— TEXT FOR ANALYSIS —
*-*-*

Users can get the snippets, which work in a manner similar to what Google uses for its AdSense and Analytics tools, from Cloudward’s online store. At launch, Cloudward is seeding its snippet marketplace with more than 30 free first-party snippets, but the company also has a system that lets third party developers build and sell their own snippets.

Cloudward CTO Danny Kolke
Cloudward CTO Danny Kolke

One of Cloudward CTO Danny Kolke’s favorite snippets allows users to insert the contents of a Google Doc into a web page and make the text look like it belongs on the page. It’s an interesting tool for both technical and nontechnical people who work with the web. Using that snippet, people can easily edit a page’s contents without having to wrangle with a content management system, or even worse, actually interact with a page’s raw HTML.

Users who need different functionality from what Cloud Snippets offers off the shelf can build their own snippets or customize existing ones using Cloudward’s simplified EASE syntax. (That language was actually the basis for the system that would become Cloud Snippets.)

The Cloud Snippets service is priced according to how much people use it. People who get fewer than 1,000 hits a month on pages with Snippets will be able to use the service for free, while hardcore developers can sign up for the top of the line monthly plan that lets the manage an unlimited number of snippets for as many properties as they want.

Those limits may sound harsh, but Kolke said small businesses that just want to publish a single doc or power a single form on one page of their site.

“Since this isn’t usually the entire website, those hits go a long way, because it would just be a specific page on the entire website that it’s on,” he said.

Right now, the system is tightly integrated with Google’s stack, in part because Cloud Snippets is built on top of the Google Cloud Platform. But in the future, the company is interested in expanding beyond Google’s offerings, and is also open to working with developers on its platform to expand Cloud Snippets’ capabilities.

“At the end of the day, it’s a JavaScript implementation on somebody’s website,” Kolke said. “So, any developer that knows JavaScript, we can work with them on expanding into other APIs and other markets as we develop this further.”

*-*-*

— STORED DATA —
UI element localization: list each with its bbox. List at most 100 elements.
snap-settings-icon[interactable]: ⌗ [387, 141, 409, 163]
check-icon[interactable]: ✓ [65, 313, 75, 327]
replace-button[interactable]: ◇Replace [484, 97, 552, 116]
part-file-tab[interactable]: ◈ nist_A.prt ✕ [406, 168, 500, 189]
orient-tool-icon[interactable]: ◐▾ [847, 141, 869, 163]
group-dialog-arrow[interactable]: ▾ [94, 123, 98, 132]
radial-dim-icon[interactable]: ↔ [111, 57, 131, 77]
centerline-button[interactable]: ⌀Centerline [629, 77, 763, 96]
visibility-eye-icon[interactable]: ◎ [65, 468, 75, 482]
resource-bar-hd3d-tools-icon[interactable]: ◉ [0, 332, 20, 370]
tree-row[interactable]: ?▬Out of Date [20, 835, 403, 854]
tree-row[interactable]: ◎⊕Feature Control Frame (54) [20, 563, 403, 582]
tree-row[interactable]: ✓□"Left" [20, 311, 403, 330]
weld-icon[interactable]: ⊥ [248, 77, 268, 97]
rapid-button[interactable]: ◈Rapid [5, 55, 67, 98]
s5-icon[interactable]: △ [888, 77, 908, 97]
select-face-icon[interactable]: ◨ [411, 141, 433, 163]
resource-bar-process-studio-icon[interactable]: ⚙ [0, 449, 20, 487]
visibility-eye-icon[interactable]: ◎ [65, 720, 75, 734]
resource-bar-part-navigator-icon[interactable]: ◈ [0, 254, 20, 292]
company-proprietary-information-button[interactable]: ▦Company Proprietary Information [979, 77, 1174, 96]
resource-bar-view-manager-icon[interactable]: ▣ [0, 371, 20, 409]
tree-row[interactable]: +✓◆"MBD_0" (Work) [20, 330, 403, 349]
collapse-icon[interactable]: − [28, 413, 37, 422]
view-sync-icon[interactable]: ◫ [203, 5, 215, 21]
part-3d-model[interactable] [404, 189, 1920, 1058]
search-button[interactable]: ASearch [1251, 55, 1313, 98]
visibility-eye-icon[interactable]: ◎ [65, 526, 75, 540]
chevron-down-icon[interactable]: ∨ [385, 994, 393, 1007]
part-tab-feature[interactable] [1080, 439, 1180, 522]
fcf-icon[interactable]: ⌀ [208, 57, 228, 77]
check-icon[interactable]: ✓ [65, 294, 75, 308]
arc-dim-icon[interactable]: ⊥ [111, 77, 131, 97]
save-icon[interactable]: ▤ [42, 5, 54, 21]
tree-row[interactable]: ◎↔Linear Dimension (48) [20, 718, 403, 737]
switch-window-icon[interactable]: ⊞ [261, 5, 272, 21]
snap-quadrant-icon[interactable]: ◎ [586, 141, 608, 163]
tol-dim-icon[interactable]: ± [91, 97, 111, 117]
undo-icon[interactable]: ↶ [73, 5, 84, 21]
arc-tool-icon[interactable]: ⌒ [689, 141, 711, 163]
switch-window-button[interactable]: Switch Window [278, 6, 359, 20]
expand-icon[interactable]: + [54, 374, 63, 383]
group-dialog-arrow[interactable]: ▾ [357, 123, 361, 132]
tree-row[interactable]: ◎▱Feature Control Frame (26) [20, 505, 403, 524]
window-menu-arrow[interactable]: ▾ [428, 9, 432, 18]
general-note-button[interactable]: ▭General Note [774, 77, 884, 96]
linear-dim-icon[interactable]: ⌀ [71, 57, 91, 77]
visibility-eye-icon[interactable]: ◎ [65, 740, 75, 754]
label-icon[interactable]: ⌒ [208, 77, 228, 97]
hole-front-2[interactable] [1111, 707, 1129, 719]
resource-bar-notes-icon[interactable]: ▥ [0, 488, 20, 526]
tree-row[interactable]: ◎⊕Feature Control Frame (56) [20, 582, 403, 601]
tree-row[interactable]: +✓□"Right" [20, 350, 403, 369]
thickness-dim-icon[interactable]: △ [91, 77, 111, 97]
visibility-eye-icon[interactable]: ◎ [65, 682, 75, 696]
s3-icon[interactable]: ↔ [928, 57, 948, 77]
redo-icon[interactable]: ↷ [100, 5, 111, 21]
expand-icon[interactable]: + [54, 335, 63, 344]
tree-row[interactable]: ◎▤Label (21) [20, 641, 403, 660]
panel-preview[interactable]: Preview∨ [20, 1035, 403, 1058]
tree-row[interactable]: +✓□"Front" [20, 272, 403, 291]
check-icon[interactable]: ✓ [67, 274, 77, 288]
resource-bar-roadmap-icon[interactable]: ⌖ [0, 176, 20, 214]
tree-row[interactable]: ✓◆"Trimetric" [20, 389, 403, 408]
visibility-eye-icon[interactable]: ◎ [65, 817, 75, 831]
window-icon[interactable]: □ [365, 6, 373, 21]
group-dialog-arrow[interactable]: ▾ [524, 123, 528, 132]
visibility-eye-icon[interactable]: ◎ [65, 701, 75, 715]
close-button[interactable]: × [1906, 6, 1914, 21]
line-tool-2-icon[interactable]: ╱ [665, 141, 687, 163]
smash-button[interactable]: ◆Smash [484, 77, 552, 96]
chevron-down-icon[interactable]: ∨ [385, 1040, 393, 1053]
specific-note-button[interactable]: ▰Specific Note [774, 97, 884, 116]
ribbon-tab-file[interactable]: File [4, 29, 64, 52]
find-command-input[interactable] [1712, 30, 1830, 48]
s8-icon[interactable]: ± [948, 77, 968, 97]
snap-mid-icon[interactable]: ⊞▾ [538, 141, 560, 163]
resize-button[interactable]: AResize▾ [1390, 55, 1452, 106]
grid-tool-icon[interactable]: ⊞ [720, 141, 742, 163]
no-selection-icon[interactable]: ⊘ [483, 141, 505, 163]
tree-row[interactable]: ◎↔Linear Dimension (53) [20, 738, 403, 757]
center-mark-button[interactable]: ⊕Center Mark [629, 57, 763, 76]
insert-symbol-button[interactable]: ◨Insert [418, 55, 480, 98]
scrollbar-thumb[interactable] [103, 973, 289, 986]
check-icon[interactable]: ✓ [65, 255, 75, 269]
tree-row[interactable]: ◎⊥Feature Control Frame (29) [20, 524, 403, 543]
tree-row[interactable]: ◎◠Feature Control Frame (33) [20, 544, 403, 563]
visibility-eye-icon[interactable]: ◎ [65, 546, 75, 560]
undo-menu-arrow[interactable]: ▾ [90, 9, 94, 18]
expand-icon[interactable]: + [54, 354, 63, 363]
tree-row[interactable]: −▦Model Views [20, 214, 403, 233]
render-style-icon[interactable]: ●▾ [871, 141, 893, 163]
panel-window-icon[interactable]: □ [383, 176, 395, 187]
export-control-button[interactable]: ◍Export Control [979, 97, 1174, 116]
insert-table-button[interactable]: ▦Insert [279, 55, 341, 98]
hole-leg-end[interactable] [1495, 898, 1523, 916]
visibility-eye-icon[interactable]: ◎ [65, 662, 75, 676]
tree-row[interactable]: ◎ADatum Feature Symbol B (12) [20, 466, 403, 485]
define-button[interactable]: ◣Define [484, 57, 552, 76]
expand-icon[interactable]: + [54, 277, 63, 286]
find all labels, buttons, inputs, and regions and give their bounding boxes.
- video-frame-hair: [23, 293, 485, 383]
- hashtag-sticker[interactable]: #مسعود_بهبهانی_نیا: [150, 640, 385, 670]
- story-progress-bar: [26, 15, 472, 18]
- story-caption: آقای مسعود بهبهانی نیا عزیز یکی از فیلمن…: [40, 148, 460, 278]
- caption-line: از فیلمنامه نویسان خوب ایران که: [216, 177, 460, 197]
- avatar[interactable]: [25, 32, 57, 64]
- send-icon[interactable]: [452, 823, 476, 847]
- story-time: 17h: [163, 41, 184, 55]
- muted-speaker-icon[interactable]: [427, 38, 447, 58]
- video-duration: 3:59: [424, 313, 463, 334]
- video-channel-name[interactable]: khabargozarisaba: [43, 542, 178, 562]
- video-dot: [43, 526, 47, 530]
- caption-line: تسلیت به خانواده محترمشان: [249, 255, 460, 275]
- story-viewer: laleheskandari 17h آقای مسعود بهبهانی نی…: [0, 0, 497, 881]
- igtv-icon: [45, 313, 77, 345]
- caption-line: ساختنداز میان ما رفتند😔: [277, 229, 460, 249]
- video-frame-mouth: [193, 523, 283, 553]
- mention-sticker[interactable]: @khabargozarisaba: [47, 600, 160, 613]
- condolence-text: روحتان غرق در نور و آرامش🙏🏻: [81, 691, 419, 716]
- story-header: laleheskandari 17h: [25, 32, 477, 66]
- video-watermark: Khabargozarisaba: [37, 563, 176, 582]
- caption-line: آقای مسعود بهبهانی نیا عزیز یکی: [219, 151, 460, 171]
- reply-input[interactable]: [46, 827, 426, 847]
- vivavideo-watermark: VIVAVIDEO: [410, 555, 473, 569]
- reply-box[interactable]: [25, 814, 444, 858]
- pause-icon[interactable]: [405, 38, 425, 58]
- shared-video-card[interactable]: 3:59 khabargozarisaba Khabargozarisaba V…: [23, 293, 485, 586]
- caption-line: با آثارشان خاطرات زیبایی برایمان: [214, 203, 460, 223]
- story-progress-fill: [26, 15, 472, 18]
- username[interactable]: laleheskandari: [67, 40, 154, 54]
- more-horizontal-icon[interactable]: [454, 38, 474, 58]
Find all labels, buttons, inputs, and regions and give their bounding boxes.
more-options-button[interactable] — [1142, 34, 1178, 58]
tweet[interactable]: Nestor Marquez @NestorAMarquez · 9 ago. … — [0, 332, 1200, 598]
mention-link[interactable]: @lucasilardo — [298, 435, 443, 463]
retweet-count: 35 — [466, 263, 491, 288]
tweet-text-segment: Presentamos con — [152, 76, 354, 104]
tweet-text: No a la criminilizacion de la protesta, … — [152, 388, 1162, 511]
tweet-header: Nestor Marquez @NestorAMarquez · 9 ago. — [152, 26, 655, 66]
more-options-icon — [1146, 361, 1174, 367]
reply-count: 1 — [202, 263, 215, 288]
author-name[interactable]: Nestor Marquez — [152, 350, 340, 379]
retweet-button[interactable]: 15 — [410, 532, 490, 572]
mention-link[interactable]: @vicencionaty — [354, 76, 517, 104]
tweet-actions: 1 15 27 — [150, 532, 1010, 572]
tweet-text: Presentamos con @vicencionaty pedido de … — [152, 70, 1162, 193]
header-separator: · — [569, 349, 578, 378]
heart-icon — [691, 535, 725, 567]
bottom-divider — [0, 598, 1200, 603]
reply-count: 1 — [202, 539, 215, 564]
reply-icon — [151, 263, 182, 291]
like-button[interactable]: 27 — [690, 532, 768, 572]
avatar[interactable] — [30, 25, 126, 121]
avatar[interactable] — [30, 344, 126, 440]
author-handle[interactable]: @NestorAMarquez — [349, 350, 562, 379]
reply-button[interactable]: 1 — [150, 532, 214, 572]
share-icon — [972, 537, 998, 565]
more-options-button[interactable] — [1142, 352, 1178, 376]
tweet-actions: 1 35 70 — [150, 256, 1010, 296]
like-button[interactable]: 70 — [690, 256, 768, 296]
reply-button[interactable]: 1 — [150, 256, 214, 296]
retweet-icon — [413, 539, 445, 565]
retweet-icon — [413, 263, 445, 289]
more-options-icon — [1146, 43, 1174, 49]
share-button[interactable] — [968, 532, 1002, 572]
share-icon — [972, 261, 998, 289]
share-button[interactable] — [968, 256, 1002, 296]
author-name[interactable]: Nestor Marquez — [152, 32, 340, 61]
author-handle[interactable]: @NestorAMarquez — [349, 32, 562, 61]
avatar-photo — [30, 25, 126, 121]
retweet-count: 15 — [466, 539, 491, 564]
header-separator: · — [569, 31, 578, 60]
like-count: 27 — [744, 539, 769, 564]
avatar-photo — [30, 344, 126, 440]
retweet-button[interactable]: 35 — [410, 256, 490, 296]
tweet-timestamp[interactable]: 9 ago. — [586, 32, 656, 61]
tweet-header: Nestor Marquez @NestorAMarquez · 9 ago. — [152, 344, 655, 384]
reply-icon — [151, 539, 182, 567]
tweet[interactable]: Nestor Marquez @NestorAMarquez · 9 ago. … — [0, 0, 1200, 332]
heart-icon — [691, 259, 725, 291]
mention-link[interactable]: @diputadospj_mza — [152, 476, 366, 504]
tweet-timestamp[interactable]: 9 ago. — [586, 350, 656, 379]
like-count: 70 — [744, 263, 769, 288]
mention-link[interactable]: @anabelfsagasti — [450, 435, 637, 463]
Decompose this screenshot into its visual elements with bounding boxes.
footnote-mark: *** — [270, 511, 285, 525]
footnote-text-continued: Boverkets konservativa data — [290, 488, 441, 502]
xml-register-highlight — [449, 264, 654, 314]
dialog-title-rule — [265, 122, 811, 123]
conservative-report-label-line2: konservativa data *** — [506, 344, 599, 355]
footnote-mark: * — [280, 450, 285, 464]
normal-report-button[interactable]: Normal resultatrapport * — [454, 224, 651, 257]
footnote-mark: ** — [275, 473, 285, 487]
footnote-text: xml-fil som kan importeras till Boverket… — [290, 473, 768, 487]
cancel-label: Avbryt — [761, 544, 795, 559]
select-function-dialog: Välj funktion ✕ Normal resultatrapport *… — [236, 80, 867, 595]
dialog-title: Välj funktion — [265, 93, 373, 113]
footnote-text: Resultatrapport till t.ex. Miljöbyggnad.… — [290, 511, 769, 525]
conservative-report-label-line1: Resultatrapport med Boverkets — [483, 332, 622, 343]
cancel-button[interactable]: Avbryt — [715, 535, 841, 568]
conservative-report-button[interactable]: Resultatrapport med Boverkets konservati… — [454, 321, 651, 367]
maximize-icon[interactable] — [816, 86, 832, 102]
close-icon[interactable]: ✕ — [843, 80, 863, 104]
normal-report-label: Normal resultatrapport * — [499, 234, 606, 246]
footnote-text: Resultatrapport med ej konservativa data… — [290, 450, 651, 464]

*-*-*

— EXERCISE SET —
a. In the Cloud Snippets text, how many free first-party snippets does Cloudward seed its marketplace with at launch?
b. Output the portion of the Cloud Snippets text starting at "One of Cloudward" and ending at "become Cloud Snippets.)".
c. Name every Google product or service mentioned in the Cloud Snippets text.

— WRITTEN ANSWERS —
a. More than 30.

b.
One of Cloudward CTO Danny Kolke’s favorite snippets allows users to insert the contents of a Google Doc into a web page and make the text look like it belongs on the page. It’s an interesting tool for both technical and nontechnical people who work with the web. Using that snippet, people can easily edit a page’s contents without having to wrangle with a content management system, or even worse, actually interact with a page’s raw HTML.

Users who need different functionality from what Cloud Snippets offers off the shelf can build their own snippets or customize existing ones using Cloudward’s simplified EASE syntax. (That language was actually the basis for the system that would become Cloud Snippets.)

c.
AdSense
Analytics
Google Doc
Google Cloud Platform